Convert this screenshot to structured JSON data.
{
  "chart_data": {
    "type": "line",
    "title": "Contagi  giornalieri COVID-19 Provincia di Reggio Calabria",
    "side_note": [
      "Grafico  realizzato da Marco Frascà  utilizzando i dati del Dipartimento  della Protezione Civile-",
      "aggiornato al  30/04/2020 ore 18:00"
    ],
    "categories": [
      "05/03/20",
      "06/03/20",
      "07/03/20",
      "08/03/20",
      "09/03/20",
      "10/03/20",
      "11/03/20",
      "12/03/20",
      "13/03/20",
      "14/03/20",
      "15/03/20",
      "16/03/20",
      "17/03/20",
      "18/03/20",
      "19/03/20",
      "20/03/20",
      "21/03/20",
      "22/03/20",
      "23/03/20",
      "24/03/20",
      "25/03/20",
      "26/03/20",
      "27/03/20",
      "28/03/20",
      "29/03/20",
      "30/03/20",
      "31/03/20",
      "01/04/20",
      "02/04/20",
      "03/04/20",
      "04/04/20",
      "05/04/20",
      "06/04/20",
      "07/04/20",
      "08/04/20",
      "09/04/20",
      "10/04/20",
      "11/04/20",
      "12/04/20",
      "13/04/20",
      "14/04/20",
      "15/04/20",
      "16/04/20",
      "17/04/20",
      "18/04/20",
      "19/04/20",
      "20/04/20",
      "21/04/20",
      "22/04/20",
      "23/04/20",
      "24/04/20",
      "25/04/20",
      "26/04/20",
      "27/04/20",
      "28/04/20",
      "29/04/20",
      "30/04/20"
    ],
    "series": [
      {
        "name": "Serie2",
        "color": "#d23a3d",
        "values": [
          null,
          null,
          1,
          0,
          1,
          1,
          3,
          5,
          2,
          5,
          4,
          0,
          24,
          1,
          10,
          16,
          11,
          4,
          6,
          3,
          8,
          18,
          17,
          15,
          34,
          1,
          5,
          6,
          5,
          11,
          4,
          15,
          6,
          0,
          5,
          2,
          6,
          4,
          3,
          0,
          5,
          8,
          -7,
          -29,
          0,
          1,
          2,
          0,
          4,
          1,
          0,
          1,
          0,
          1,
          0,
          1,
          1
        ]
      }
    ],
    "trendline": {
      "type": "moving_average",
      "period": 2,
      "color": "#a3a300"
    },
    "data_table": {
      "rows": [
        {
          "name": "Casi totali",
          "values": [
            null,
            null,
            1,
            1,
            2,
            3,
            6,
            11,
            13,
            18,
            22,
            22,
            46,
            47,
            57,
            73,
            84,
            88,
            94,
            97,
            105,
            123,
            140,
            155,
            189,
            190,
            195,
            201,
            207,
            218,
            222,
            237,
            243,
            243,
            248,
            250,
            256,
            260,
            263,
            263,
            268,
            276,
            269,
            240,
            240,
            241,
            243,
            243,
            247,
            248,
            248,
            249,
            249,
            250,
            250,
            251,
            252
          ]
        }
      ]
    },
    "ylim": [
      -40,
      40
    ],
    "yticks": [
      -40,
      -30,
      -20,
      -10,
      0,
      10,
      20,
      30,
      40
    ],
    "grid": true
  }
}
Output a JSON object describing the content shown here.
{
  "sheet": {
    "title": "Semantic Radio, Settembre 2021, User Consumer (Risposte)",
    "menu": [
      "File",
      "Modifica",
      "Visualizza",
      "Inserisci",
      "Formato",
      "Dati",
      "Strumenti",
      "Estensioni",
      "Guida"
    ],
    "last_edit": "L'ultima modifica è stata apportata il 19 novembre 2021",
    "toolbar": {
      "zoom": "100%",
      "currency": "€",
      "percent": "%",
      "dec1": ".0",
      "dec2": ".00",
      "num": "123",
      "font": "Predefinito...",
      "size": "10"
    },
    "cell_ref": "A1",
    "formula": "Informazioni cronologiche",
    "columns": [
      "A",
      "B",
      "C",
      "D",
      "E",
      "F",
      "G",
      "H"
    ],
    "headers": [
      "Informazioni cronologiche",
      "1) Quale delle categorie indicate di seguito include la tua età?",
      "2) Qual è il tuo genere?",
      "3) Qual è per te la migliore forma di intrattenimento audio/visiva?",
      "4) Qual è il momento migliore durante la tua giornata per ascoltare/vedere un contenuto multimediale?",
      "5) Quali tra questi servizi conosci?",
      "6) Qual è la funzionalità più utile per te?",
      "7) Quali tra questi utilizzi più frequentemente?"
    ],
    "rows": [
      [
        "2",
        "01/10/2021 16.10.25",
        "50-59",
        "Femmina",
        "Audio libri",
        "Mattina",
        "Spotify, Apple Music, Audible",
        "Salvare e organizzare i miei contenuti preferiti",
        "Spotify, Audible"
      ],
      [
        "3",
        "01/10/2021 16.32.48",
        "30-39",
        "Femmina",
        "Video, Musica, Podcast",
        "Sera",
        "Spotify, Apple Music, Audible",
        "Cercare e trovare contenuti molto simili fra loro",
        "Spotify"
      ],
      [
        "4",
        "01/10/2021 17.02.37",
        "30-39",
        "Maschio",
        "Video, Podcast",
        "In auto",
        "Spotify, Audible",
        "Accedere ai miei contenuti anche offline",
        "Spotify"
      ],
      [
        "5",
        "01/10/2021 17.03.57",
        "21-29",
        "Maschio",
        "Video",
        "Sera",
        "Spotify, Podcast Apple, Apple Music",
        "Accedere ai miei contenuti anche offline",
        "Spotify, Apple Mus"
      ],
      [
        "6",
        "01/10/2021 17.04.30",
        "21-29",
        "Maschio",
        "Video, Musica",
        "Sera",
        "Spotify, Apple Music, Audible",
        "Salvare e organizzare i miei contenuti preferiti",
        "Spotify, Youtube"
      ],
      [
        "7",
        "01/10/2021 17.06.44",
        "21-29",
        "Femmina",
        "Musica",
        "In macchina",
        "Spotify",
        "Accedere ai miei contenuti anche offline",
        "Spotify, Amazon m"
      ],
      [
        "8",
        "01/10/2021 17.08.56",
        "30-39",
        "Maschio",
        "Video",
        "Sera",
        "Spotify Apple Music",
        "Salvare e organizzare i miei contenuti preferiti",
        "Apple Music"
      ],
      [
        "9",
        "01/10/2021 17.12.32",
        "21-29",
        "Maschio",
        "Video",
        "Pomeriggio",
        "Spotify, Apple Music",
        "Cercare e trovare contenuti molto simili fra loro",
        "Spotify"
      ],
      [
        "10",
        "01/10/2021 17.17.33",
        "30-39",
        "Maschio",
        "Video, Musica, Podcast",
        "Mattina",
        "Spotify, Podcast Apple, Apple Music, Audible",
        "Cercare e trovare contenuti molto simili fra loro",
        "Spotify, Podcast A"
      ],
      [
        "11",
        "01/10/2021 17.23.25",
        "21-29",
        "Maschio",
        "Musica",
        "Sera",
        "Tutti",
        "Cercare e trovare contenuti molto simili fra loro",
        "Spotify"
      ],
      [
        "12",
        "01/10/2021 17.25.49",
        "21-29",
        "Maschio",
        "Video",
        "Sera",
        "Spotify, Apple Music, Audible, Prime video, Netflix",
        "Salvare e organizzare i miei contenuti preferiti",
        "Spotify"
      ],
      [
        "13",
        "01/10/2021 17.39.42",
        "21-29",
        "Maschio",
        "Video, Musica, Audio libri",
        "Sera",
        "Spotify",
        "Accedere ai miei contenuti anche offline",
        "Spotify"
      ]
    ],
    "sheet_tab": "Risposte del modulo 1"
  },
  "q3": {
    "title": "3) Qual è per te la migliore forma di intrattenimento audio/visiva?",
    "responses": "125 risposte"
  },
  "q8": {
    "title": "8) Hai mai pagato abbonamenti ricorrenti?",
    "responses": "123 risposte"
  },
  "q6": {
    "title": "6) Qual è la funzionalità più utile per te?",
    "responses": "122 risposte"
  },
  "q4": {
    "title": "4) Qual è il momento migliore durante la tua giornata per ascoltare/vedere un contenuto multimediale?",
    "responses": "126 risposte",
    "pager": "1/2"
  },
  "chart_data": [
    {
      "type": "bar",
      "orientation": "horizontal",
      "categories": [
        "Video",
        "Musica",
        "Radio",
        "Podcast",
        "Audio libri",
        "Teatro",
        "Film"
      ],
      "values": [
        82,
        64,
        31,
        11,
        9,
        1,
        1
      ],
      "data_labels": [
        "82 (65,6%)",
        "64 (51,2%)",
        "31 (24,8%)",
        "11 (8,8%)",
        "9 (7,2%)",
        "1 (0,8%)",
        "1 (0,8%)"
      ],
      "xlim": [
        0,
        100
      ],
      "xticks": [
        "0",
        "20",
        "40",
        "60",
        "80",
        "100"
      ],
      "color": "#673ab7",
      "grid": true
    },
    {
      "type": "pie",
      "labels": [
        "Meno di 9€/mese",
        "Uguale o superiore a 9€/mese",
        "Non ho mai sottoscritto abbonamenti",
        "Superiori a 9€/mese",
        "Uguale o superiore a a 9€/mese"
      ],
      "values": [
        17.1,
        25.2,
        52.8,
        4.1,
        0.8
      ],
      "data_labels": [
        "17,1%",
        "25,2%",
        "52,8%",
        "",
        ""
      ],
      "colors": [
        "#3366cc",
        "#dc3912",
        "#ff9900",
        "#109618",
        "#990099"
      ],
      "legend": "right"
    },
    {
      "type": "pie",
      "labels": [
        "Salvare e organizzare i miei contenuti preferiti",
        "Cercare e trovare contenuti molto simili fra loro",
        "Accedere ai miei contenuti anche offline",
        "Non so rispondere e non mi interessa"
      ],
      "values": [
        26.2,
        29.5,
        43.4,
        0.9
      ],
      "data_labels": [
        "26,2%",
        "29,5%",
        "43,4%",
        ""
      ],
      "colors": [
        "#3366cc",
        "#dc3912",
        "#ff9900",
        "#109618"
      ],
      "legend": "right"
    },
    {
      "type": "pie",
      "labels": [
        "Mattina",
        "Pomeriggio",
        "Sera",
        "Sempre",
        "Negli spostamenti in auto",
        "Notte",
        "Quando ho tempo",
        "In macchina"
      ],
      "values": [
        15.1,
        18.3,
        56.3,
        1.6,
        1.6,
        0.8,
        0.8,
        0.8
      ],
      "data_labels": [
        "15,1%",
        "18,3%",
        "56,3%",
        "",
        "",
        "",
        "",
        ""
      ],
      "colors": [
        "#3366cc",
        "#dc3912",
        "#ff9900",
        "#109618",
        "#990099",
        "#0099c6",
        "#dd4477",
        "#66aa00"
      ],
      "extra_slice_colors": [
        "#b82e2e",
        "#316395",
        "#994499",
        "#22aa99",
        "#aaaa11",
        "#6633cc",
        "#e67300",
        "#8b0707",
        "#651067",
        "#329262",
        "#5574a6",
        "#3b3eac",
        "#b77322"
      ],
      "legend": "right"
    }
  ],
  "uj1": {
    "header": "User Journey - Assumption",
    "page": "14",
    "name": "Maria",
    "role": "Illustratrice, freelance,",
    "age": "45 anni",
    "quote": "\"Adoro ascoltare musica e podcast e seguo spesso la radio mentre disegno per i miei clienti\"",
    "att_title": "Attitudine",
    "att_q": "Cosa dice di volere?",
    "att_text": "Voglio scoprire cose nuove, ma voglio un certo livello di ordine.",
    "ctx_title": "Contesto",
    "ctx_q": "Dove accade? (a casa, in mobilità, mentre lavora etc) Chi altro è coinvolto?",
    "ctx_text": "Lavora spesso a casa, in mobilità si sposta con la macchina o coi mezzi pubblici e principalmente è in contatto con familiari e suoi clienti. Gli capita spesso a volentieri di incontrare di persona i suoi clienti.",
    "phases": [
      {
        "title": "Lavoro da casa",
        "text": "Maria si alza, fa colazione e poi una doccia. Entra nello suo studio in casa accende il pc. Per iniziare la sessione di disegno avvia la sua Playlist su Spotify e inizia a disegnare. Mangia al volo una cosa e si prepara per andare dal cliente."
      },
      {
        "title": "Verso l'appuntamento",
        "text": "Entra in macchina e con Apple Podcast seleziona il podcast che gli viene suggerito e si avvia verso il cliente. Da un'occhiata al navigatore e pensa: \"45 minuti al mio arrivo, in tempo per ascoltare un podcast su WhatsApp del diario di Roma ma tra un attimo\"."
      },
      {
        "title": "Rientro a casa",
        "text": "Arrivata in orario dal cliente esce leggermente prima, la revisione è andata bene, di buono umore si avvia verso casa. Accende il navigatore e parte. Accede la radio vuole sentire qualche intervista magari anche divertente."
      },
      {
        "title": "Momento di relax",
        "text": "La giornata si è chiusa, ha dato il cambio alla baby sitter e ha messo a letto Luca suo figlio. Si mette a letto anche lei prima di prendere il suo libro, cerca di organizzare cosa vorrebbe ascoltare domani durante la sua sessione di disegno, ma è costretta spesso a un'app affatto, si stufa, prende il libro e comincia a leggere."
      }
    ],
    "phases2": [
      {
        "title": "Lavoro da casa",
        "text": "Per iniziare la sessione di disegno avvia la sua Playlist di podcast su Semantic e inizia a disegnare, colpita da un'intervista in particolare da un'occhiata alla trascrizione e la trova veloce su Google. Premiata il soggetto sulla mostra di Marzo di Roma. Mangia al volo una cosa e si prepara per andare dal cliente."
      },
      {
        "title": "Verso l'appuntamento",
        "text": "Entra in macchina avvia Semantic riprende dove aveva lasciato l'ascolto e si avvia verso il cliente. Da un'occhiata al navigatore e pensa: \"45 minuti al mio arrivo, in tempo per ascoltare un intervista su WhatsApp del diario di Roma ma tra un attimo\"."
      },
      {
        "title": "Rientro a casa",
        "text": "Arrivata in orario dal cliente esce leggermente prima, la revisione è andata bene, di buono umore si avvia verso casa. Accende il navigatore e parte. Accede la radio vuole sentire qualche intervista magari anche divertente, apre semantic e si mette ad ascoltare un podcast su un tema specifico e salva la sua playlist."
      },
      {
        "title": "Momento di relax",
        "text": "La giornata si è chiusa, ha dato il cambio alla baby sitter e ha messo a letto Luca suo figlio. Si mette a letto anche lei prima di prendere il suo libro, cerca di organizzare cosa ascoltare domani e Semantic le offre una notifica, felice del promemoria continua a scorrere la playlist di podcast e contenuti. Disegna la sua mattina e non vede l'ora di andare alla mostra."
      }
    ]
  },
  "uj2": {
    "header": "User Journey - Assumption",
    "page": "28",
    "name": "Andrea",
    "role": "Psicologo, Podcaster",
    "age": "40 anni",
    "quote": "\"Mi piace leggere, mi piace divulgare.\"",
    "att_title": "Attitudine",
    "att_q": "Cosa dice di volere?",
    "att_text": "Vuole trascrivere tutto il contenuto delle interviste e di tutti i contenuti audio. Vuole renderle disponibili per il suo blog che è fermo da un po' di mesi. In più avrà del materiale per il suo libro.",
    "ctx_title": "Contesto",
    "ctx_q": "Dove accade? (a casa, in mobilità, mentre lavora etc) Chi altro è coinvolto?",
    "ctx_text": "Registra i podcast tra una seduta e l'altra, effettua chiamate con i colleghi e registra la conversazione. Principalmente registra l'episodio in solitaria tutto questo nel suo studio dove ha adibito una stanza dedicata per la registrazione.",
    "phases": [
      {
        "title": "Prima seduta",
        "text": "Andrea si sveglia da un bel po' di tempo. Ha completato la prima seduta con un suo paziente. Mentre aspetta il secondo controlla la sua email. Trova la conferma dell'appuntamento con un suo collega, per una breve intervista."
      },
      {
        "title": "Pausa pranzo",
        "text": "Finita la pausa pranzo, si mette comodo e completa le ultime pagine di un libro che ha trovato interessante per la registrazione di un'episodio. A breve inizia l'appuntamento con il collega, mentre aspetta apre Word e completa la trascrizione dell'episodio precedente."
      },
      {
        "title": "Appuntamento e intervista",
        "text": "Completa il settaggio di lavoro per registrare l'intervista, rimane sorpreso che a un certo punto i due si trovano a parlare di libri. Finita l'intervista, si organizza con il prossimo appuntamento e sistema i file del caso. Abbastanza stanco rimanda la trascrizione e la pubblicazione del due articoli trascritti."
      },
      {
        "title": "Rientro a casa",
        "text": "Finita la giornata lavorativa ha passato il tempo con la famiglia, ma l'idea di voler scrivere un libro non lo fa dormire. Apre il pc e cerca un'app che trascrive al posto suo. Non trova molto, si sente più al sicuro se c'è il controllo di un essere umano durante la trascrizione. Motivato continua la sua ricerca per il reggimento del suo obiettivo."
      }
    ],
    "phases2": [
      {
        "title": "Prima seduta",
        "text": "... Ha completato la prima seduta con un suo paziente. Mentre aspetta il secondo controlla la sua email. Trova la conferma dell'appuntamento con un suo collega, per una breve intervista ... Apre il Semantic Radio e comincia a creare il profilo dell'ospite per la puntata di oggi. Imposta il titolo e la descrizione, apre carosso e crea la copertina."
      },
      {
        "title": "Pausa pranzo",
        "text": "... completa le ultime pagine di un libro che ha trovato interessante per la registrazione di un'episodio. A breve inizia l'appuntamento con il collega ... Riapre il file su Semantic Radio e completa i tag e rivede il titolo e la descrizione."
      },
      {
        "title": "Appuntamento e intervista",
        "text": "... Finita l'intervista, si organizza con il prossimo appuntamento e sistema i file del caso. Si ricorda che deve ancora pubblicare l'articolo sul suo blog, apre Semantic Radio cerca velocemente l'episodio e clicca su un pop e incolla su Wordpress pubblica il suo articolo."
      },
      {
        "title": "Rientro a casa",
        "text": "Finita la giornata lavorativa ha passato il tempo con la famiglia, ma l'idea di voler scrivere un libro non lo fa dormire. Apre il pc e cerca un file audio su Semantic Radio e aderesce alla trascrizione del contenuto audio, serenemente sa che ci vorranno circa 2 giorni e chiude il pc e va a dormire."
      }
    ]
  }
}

**Work to complete:** Across the data, tally the lines containing "Uguale" and give back the number alone.

**Expected answer:** 2